### Work to complete
Copy out every line that contains "hold".

Data records:
=======
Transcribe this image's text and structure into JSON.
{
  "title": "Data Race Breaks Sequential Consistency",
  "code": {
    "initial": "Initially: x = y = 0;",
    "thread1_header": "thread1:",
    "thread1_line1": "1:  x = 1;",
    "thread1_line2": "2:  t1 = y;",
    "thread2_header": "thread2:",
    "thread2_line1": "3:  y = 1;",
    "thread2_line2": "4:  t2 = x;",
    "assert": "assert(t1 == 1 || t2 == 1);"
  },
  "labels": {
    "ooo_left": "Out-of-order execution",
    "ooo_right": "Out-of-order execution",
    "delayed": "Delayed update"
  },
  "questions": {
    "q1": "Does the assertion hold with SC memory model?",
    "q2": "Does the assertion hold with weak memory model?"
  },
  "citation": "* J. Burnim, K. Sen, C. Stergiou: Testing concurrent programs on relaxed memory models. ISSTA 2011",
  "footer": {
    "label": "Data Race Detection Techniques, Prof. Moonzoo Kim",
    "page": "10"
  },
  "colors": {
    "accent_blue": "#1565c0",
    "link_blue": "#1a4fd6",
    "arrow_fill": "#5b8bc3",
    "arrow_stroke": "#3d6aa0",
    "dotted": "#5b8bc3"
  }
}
=======
### Finished task
    "q1": "Does the assertion hold with SC memory model?",
    "q2": "Does the assertion hold with weak memory model?"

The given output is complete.